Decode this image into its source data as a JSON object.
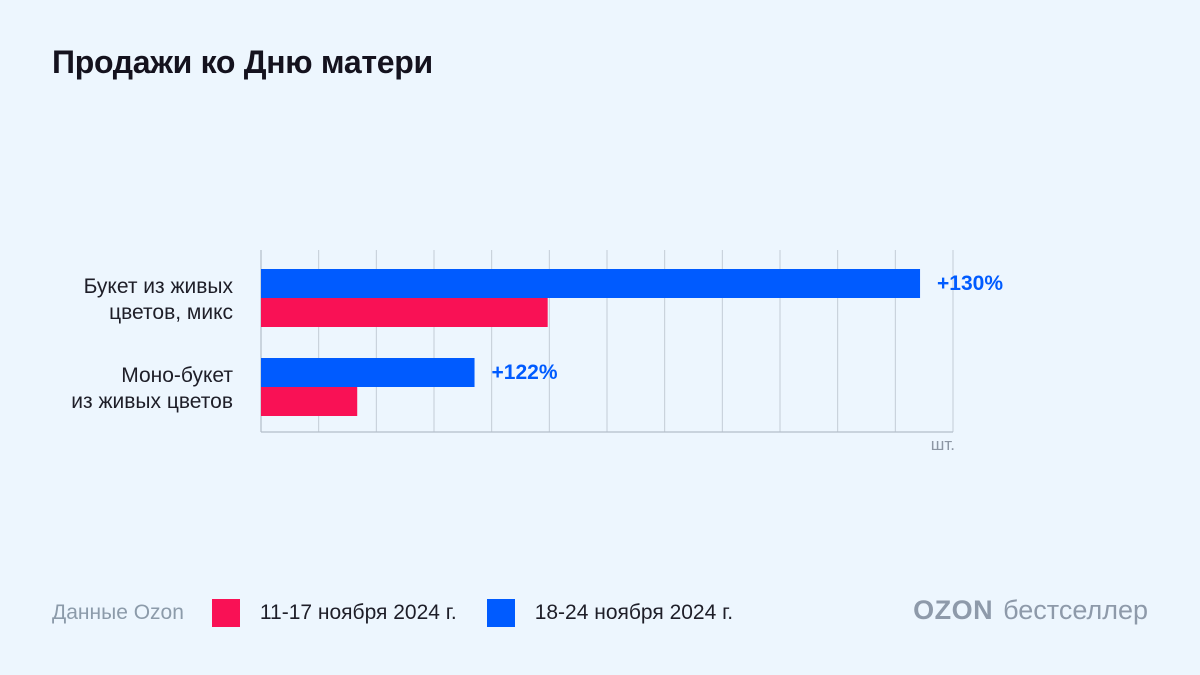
{
  "title": "Продажи ко Дню матери",
  "chart_data": {
    "type": "bar",
    "orientation": "horizontal",
    "categories": [
      [
        "Букет из живых",
        "цветов, микс"
      ],
      [
        "Моно-букет",
        "из живых цветов"
      ]
    ],
    "series": [
      {
        "name": "18-24 ноября 2024 г.",
        "color": "#005BFF",
        "values": [
          100,
          32.4
        ]
      },
      {
        "name": "11-17 ноября 2024 г.",
        "color": "#F91155",
        "values": [
          43.5,
          14.6
        ]
      }
    ],
    "annotations": [
      "+130%",
      "+122%"
    ],
    "xlim": [
      0,
      105
    ],
    "unit": "шт.",
    "grid": true,
    "tick_labels": false
  },
  "legend": [
    {
      "label": "11-17 ноября 2024 г.",
      "color": "#F91155"
    },
    {
      "label": "18-24 ноября 2024 г.",
      "color": "#005BFF"
    }
  ],
  "footer": {
    "source": "Данные Ozon"
  },
  "brand": {
    "logo": "OZON",
    "text": "бестселлер"
  }
}
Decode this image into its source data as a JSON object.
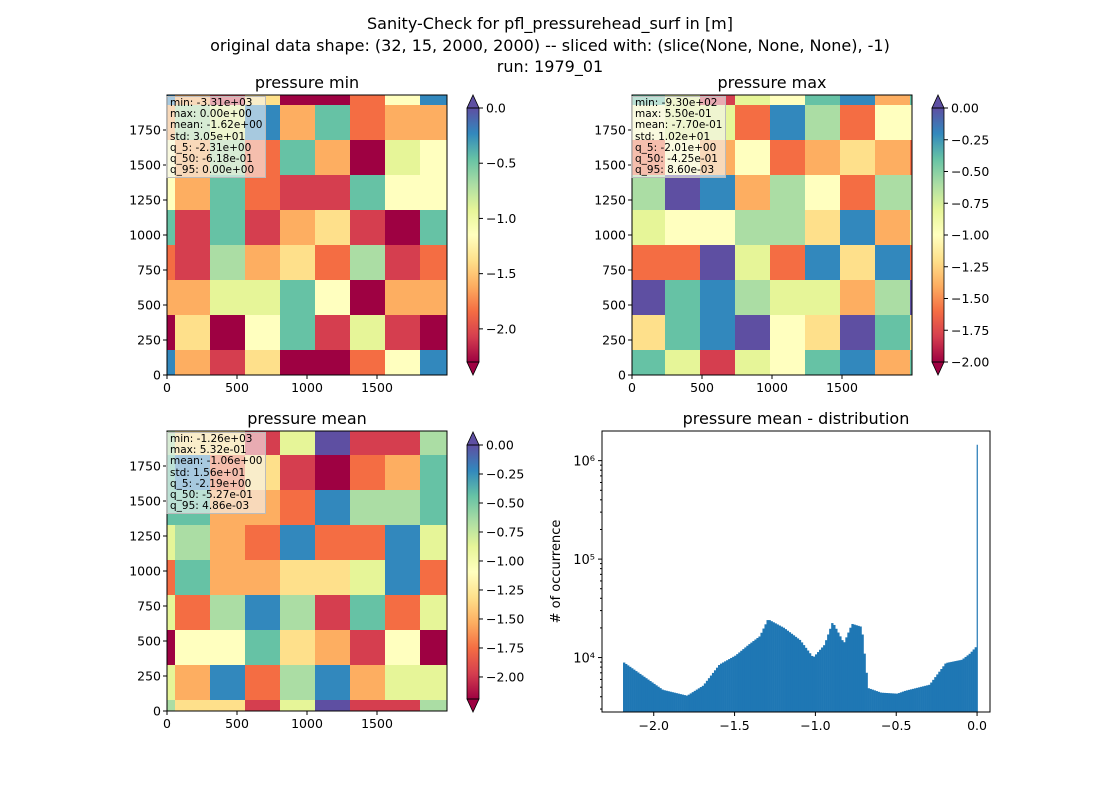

### GIVEN EXERCISE
Leave out the pictures and reproduce the rest of the listing exactly.

### RESPONSE TO THE EXERCISE
Decode this image into its source data as a JSON object.
{
  "title": "Продажи ко Дню матери",
  "chart_data": {
    "type": "bar",
    "orientation": "horizontal",
    "categories": [
      [
        "Букет из живых",
        "цветов, микс"
      ],
      [
        "Моно-букет",
        "из живых цветов"
      ]
    ],
    "series": [
      {
        "name": "18-24 ноября 2024 г.",
        "color": "#005BFF",
        "values": [
          100,
          32.4
        ]
      },
      {
        "name": "11-17 ноября 2024 г.",
        "color": "#F91155",
        "values": [
          43.5,
          14.6
        ]
      }
    ],
    "annotations": [
      "+130%",
      "+122%"
    ],
    "xlim": [
      0,
      105
    ],
    "unit": "шт.",
    "grid": true,
    "tick_labels": false
  },
  "legend": [
    {
      "label": "11-17 ноября 2024 г.",
      "color": "#F91155"
    },
    {
      "label": "18-24 ноября 2024 г.",
      "color": "#005BFF"
    }
  ],
  "footer": {
    "source": "Данные Ozon"
  },
  "brand": {
    "logo": "OZON",
    "text": "бестселлер"
  }
}
Decode this image into its source data as a JSON object.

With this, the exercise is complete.